> Job
Please copy all the lines that follow, word for word.

> Some records
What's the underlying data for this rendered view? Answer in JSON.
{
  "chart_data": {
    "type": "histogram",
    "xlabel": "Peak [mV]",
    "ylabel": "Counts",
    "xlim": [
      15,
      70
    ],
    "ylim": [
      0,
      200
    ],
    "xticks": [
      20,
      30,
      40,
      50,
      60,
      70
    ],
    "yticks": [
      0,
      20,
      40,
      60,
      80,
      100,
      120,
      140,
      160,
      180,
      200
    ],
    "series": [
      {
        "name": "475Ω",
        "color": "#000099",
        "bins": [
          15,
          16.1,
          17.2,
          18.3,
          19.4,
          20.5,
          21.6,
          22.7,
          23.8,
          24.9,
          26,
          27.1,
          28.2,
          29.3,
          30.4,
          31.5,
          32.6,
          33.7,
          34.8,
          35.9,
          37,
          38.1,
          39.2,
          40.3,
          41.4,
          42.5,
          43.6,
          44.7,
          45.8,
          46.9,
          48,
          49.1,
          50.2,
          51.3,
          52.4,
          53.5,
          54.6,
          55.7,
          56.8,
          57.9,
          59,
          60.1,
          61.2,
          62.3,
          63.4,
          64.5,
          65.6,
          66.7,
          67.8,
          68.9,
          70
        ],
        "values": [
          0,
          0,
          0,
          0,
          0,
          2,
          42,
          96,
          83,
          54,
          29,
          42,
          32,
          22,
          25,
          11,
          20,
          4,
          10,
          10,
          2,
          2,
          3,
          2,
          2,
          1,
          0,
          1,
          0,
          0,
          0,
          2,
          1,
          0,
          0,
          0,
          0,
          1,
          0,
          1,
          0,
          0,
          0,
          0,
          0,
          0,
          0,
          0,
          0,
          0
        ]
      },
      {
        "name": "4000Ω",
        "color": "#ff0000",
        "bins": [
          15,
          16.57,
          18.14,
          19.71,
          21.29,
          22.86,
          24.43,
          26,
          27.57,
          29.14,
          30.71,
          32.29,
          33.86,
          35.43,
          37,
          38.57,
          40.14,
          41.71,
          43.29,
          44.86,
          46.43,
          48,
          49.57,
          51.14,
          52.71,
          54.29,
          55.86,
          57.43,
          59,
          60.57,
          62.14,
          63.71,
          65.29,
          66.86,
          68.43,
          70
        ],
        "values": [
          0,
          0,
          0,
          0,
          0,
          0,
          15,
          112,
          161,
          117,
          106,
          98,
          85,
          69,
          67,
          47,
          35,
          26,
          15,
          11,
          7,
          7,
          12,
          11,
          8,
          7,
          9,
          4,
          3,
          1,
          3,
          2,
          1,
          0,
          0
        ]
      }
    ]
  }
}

> Output
What's the underlying data for this rendered view? Answer in JSON.
{
  "chart_data": {
    "type": "histogram",
    "xlabel": "Peak [mV]",
    "ylabel": "Counts",
    "xlim": [
      15,
      70
    ],
    "ylim": [
      0,
      200
    ],
    "xticks": [
      20,
      30,
      40,
      50,
      60,
      70
    ],
    "yticks": [
      0,
      20,
      40,
      60,
      80,
      100,
      120,
      140,
      160,
      180,
      200
    ],
    "series": [
      {
        "name": "475Ω",
        "color": "#000099",
        "bins": [
          15,
          16.1,
          17.2,
          18.3,
          19.4,
          20.5,
          21.6,
          22.7,
          23.8,
          24.9,
          26,
          27.1,
          28.2,
          29.3,
          30.4,
          31.5,
          32.6,
          33.7,
          34.8,
          35.9,
          37,
          38.1,
          39.2,
          40.3,
          41.4,
          42.5,
          43.6,
          44.7,
          45.8,
          46.9,
          48,
          49.1,
          50.2,
          51.3,
          52.4,
          53.5,
          54.6,
          55.7,
          56.8,
          57.9,
          59,
          60.1,
          61.2,
          62.3,
          63.4,
          64.5,
          65.6,
          66.7,
          67.8,
          68.9,
          70
        ],
        "values": [
          0,
          0,
          0,
          0,
          0,
          2,
          42,
          96,
          83,
          54,
          29,
          42,
          32,
          22,
          25,
          11,
          20,
          4,
          10,
          10,
          2,
          2,
          3,
          2,
          2,
          1,
          0,
          1,
          0,
          0,
          0,
          2,
          1,
          0,
          0,
          0,
          0,
          1,
          0,
          1,
          0,
          0,
          0,
          0,
          0,
          0,
          0,
          0,
          0,
          0
        ]
      },
      {
        "name": "4000Ω",
        "color": "#ff0000",
        "bins": [
          15,
          16.57,
          18.14,
          19.71,
          21.29,
          22.86,
          24.43,
          26,
          27.57,
          29.14,
          30.71,
          32.29,
          33.86,
          35.43,
          37,
          38.57,
          40.14,
          41.71,
          43.29,
          44.86,
          46.43,
          48,
          49.57,
          51.14,
          52.71,
          54.29,
          55.86,
          57.43,
          59,
          60.57,
          62.14,
          63.71,
          65.29,
          66.86,
          68.43,
          70
        ],
        "values": [
          0,
          0,
          0,
          0,
          0,
          0,
          15,
          112,
          161,
          117,
          106,
          98,
          85,
          69,
          67,
          47,
          35,
          26,
          15,
          11,
          7,
          7,
          12,
          11,
          8,
          7,
          9,
          4,
          3,
          1,
          3,
          2,
          1,
          0,
          0
        ]
      }
    ]
  }
}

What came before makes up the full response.